Find and copy lines holding "structured".
—————
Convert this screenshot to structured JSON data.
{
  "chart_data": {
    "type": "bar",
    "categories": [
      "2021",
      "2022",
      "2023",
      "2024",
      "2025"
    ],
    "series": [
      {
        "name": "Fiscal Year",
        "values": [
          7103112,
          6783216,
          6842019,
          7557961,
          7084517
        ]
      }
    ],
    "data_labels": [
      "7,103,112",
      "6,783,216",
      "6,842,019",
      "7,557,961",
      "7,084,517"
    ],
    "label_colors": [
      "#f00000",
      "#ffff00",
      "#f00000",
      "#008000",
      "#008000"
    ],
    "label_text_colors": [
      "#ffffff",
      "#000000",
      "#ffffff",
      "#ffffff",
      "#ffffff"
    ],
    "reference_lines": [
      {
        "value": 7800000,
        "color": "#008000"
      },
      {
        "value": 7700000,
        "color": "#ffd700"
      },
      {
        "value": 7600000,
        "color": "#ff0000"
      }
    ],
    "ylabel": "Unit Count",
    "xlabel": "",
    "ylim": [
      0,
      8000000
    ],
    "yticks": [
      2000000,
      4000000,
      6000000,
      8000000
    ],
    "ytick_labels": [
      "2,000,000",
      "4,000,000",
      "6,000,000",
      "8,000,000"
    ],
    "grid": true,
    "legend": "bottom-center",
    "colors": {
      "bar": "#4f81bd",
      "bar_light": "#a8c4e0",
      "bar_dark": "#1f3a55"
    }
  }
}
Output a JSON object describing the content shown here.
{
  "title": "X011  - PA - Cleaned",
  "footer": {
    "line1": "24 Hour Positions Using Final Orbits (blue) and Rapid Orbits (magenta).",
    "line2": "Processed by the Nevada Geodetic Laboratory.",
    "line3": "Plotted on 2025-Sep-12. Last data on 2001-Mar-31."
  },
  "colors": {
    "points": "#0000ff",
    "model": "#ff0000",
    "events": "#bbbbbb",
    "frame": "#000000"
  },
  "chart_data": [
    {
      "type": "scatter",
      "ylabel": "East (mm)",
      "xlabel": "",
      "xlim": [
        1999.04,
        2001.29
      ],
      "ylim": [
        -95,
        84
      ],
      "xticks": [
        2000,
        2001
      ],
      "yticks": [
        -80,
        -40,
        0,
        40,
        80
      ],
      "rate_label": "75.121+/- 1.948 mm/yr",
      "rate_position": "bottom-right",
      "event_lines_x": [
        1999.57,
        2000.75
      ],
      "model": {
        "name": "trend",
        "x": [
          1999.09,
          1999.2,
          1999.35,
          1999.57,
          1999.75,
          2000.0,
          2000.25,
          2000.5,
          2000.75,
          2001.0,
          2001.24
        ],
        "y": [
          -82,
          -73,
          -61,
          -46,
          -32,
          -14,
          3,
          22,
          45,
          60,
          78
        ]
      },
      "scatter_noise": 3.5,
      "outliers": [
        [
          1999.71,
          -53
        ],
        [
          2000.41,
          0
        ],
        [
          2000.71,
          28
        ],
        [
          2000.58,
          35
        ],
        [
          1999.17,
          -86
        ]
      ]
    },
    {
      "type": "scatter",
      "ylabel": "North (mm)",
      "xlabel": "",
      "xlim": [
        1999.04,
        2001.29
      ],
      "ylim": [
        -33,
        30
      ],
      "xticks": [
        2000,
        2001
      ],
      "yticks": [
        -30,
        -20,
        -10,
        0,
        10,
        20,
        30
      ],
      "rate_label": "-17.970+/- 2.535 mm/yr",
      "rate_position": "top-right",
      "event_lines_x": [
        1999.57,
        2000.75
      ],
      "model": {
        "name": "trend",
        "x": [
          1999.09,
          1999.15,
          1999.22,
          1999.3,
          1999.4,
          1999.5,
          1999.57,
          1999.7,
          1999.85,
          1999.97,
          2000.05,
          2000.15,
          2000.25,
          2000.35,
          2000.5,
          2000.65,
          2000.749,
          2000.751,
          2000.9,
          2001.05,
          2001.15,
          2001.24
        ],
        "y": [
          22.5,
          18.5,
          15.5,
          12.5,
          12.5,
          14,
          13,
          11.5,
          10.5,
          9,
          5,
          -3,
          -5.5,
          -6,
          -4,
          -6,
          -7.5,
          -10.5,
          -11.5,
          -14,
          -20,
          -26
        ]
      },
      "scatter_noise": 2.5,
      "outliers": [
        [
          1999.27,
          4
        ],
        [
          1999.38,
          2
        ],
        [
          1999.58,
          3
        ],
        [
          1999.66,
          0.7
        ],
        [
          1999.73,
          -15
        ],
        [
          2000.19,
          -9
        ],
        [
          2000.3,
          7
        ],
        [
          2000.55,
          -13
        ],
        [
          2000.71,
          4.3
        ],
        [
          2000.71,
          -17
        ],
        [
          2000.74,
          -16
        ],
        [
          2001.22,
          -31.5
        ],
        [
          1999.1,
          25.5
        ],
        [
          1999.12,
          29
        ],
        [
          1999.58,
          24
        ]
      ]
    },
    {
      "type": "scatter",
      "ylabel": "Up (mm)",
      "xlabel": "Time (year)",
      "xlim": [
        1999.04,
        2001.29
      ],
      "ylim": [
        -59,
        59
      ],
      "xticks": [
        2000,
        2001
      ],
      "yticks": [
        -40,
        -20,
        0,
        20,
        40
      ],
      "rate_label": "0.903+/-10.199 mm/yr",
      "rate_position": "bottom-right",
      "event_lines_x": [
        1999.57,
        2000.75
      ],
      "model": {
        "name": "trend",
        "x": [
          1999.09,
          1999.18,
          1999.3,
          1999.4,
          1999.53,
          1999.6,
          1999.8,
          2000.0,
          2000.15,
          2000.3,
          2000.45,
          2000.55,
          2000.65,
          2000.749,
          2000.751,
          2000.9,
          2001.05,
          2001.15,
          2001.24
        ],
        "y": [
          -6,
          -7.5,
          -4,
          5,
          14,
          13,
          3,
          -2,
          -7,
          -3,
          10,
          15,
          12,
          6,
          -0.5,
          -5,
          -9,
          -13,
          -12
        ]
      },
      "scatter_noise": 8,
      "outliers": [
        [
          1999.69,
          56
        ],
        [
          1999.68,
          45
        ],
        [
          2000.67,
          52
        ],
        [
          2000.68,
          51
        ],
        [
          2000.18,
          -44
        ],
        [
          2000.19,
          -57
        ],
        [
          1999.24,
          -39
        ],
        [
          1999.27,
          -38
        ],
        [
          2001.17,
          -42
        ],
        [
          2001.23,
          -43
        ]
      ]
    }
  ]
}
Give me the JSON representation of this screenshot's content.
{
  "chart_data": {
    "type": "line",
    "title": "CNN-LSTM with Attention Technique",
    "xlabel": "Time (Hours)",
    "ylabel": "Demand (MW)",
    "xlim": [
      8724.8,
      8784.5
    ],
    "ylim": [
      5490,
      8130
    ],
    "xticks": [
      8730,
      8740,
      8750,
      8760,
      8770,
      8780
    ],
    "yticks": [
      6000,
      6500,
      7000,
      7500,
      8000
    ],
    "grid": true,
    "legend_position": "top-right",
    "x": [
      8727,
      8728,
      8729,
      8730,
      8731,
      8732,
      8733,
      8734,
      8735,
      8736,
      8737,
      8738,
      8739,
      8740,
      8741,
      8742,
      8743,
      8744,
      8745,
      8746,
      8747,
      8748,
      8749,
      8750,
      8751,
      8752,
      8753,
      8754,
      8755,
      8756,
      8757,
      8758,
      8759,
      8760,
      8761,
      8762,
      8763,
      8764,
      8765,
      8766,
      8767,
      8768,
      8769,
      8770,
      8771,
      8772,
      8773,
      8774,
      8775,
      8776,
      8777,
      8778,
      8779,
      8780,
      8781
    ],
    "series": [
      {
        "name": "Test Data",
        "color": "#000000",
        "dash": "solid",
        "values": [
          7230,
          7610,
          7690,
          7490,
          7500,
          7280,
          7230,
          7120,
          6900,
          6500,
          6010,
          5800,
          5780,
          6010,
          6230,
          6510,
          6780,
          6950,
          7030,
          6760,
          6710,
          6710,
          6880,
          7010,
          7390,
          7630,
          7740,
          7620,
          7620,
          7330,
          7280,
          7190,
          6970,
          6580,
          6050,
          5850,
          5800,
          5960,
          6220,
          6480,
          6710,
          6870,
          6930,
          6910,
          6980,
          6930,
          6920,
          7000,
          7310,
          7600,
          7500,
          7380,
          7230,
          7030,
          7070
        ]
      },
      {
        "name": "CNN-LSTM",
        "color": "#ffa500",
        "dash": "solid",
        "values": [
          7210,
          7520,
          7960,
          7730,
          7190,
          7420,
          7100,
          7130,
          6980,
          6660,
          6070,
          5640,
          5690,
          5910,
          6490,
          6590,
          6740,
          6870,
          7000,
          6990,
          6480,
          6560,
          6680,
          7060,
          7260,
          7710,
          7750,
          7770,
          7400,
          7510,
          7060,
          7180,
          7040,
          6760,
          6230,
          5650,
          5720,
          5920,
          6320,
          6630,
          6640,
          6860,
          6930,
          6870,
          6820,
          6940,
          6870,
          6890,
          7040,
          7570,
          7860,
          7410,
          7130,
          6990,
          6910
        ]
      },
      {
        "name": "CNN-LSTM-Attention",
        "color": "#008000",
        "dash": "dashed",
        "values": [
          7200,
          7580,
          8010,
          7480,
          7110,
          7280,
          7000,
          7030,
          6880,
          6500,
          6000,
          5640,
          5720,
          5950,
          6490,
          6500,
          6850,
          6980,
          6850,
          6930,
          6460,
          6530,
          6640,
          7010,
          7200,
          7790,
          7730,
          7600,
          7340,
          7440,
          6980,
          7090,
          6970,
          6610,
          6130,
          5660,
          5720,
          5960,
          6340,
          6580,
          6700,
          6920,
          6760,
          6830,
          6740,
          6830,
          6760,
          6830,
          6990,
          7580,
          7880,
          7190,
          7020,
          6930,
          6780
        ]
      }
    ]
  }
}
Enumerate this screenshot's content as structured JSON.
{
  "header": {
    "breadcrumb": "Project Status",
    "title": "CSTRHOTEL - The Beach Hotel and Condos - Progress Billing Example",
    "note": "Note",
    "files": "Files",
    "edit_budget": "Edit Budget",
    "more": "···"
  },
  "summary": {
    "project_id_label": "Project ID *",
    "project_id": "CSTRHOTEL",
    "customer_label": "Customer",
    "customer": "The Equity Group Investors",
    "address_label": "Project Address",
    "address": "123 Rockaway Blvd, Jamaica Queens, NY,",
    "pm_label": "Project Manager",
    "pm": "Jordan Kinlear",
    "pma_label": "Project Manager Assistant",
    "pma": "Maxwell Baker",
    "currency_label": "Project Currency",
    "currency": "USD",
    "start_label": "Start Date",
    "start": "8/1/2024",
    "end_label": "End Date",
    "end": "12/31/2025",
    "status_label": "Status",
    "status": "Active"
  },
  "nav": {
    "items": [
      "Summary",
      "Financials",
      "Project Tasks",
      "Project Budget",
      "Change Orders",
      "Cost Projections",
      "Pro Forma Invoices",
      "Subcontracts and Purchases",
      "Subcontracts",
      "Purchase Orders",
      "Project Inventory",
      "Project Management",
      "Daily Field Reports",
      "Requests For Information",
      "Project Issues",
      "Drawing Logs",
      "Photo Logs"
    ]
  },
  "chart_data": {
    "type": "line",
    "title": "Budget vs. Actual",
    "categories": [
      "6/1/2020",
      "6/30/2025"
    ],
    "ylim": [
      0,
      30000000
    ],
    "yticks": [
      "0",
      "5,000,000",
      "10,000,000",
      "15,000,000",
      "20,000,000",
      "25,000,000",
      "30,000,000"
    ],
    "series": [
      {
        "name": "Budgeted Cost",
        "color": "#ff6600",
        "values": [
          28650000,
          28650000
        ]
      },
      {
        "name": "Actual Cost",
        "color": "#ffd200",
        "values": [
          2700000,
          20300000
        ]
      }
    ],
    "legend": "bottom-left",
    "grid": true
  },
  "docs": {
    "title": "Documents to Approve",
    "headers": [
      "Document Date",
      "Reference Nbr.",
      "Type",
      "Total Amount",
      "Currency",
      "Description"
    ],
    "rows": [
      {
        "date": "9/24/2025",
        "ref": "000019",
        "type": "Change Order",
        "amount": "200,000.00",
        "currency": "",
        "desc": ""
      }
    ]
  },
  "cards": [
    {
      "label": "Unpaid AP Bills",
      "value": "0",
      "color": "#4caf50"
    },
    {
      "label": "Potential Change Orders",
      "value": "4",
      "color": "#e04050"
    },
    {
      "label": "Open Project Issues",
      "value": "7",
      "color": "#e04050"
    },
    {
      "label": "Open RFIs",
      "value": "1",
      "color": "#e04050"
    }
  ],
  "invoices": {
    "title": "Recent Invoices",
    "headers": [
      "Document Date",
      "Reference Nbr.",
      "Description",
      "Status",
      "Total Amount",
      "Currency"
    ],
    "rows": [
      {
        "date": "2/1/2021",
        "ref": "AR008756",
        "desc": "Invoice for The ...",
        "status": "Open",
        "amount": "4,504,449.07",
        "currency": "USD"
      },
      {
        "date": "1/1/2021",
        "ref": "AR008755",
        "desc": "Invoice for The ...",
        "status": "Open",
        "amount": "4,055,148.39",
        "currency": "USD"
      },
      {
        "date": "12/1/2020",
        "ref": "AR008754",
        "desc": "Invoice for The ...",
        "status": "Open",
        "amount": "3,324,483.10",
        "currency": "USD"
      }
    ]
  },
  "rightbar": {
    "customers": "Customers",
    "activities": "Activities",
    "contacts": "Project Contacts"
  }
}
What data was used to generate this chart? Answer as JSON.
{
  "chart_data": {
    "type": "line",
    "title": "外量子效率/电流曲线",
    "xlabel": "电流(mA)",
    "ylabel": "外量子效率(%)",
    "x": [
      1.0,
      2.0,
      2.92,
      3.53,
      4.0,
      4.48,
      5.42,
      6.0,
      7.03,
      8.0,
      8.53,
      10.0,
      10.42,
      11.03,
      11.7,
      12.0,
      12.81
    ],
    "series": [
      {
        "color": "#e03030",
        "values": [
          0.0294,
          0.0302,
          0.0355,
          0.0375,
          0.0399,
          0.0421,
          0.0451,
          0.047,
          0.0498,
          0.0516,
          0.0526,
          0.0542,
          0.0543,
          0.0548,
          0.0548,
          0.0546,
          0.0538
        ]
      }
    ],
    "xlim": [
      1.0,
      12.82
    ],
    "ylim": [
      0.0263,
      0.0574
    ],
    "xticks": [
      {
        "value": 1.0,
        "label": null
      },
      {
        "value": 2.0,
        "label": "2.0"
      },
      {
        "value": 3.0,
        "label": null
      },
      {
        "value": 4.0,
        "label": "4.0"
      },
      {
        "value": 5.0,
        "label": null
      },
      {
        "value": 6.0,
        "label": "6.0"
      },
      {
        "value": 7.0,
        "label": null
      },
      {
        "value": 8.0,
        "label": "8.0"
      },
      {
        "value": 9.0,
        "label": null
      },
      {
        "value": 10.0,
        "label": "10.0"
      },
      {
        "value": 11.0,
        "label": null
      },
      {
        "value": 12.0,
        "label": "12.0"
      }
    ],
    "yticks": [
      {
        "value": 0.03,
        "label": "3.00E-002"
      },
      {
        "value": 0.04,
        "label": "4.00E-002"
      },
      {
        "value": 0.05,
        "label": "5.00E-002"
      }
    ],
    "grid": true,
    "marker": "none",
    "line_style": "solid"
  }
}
—————
- _RESPONSE_:
Convert this screenshot to structured JSON data.
Enumerate this screenshot's content as structured JSON.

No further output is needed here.